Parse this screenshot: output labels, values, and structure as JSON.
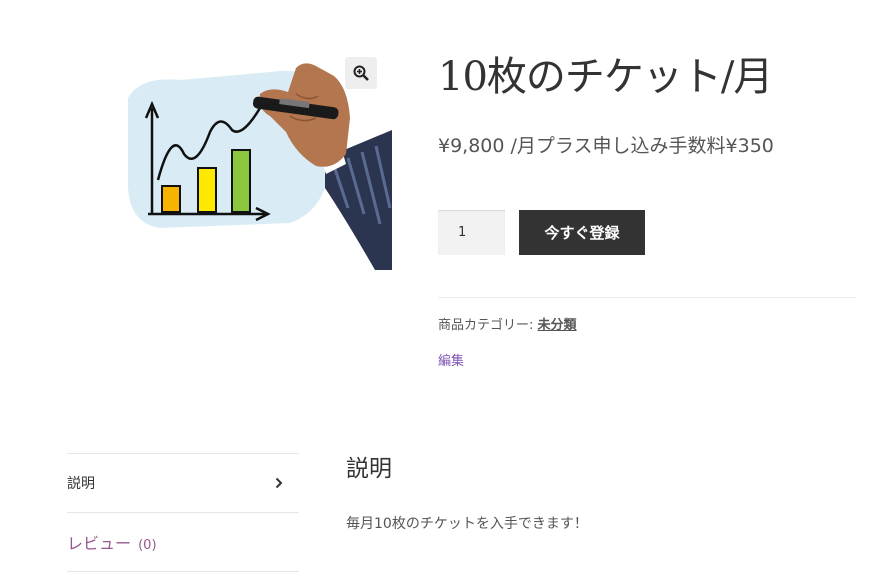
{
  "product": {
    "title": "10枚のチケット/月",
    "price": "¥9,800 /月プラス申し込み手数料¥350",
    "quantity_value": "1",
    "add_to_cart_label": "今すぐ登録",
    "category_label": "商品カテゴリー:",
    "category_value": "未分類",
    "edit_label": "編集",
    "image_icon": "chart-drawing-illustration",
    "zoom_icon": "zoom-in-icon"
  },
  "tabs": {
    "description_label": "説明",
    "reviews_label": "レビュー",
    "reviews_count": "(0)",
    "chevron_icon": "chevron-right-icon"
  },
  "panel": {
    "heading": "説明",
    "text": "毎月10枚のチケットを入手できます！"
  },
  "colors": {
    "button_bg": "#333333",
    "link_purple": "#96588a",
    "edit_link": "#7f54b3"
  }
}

## WRITTEN EXERCISE
Leave out the pictures and give the listing above again exactly.

## CORRECT RESPONSE
Parse this screenshot: output labels, values, and structure as JSON.
{
  "product": {
    "title": "10枚のチケット/月",
    "price": "¥9,800 /月プラス申し込み手数料¥350",
    "quantity_value": "1",
    "add_to_cart_label": "今すぐ登録",
    "category_label": "商品カテゴリー:",
    "category_value": "未分類",
    "edit_label": "編集",
    "image_icon": "chart-drawing-illustration",
    "zoom_icon": "zoom-in-icon"
  },
  "tabs": {
    "description_label": "説明",
    "reviews_label": "レビュー",
    "reviews_count": "(0)",
    "chevron_icon": "chevron-right-icon"
  },
  "panel": {
    "heading": "説明",
    "text": "毎月10枚のチケットを入手できます！"
  },
  "colors": {
    "button_bg": "#333333",
    "link_purple": "#96588a",
    "edit_link": "#7f54b3"
  }
}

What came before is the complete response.